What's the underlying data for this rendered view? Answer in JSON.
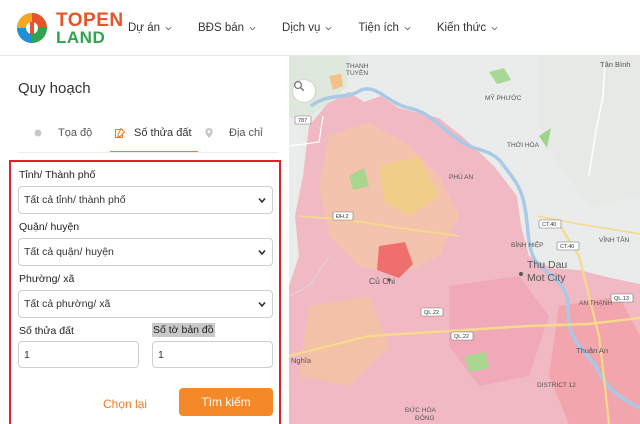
{
  "brand": {
    "line1": "TOPEN",
    "line2": "LAND",
    "accent": "#e8532a",
    "green": "#2ea44f"
  },
  "nav": [
    {
      "label": "Dự án"
    },
    {
      "label": "BĐS bán"
    },
    {
      "label": "Dịch vụ"
    },
    {
      "label": "Tiện ích"
    },
    {
      "label": "Kiến thức"
    }
  ],
  "panel": {
    "title": "Quy hoạch",
    "tabs": [
      {
        "label": "Tọa độ",
        "icon": "dot-icon",
        "active": false
      },
      {
        "label": "Số thửa đất",
        "icon": "land-plot-icon",
        "active": true
      },
      {
        "label": "Địa chỉ",
        "icon": "location-pin-icon",
        "active": false
      }
    ],
    "form": {
      "province": {
        "label": "Tỉnh/ Thành phố",
        "value": "Tất cả tỉnh/ thành phố"
      },
      "district": {
        "label": "Quận/ huyện",
        "value": "Tất cả quận/ huyện"
      },
      "ward": {
        "label": "Phường/ xã",
        "value": "Tất cả phường/ xã"
      },
      "parcel_no": {
        "label": "Số thửa đất",
        "value": "1"
      },
      "sheet_no": {
        "label": "Số tờ bản đồ",
        "value": "1"
      }
    },
    "reset_label": "Chọn lại",
    "search_label": "Tìm kiếm",
    "highlight_color": "#e3202a",
    "action_color": "#f5892a"
  },
  "map": {
    "labels": {
      "thanh_tuyen": "THANH\nTUYỀN",
      "tan_binh": "Tân Bình",
      "my_phuoc": "MỸ PHƯỚC",
      "thoi_hoa": "THỚI HÒA",
      "phu_an": "PHÚ AN",
      "binh_hiep": "BÌNH HIỆP",
      "vinh_tan": "VĨNH TÂN",
      "cu_chi": "Củ Chi",
      "thu_dau": "Thu Dau",
      "mot_city": "Mot City",
      "an_thanh": "AN THẠNH",
      "nghia": "Nghĩa",
      "thuan_an": "Thuận An",
      "district12": "DISTRICT 12",
      "duc_hoa": "ĐỨC HÒA",
      "dong": "ĐÔNG"
    },
    "roads": {
      "r787": "787",
      "dh2": "ĐH.2",
      "ct40a": "CT.40",
      "ct40b": "CT.40",
      "ql22a": "QL.22",
      "ql22b": "QL.22",
      "ql13": "QL.13"
    }
  }
}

▶ _TASK PROMPT_
Every line of text is to be repeated exactly; pictures are left out.

▶ _OUTPUT OF THE TASK_
What's the underlying data for this rendered view? Answer in JSON.
{
  "brand": {
    "line1": "TOPEN",
    "line2": "LAND",
    "accent": "#e8532a",
    "green": "#2ea44f"
  },
  "nav": [
    {
      "label": "Dự án"
    },
    {
      "label": "BĐS bán"
    },
    {
      "label": "Dịch vụ"
    },
    {
      "label": "Tiện ích"
    },
    {
      "label": "Kiến thức"
    }
  ],
  "panel": {
    "title": "Quy hoạch",
    "tabs": [
      {
        "label": "Tọa độ",
        "icon": "dot-icon",
        "active": false
      },
      {
        "label": "Số thửa đất",
        "icon": "land-plot-icon",
        "active": true
      },
      {
        "label": "Địa chỉ",
        "icon": "location-pin-icon",
        "active": false
      }
    ],
    "form": {
      "province": {
        "label": "Tỉnh/ Thành phố",
        "value": "Tất cả tỉnh/ thành phố"
      },
      "district": {
        "label": "Quận/ huyện",
        "value": "Tất cả quận/ huyện"
      },
      "ward": {
        "label": "Phường/ xã",
        "value": "Tất cả phường/ xã"
      },
      "parcel_no": {
        "label": "Số thửa đất",
        "value": "1"
      },
      "sheet_no": {
        "label": "Số tờ bản đồ",
        "value": "1"
      }
    },
    "reset_label": "Chọn lại",
    "search_label": "Tìm kiếm",
    "highlight_color": "#e3202a",
    "action_color": "#f5892a"
  },
  "map": {
    "labels": {
      "thanh_tuyen": "THANH\nTUYỀN",
      "tan_binh": "Tân Bình",
      "my_phuoc": "MỸ PHƯỚC",
      "thoi_hoa": "THỚI HÒA",
      "phu_an": "PHÚ AN",
      "binh_hiep": "BÌNH HIỆP",
      "vinh_tan": "VĨNH TÂN",
      "cu_chi": "Củ Chi",
      "thu_dau": "Thu Dau",
      "mot_city": "Mot City",
      "an_thanh": "AN THẠNH",
      "nghia": "Nghĩa",
      "thuan_an": "Thuận An",
      "district12": "DISTRICT 12",
      "duc_hoa": "ĐỨC HÒA",
      "dong": "ĐÔNG"
    },
    "roads": {
      "r787": "787",
      "dh2": "ĐH.2",
      "ct40a": "CT.40",
      "ct40b": "CT.40",
      "ql22a": "QL.22",
      "ql22b": "QL.22",
      "ql13": "QL.13"
    }
  }
}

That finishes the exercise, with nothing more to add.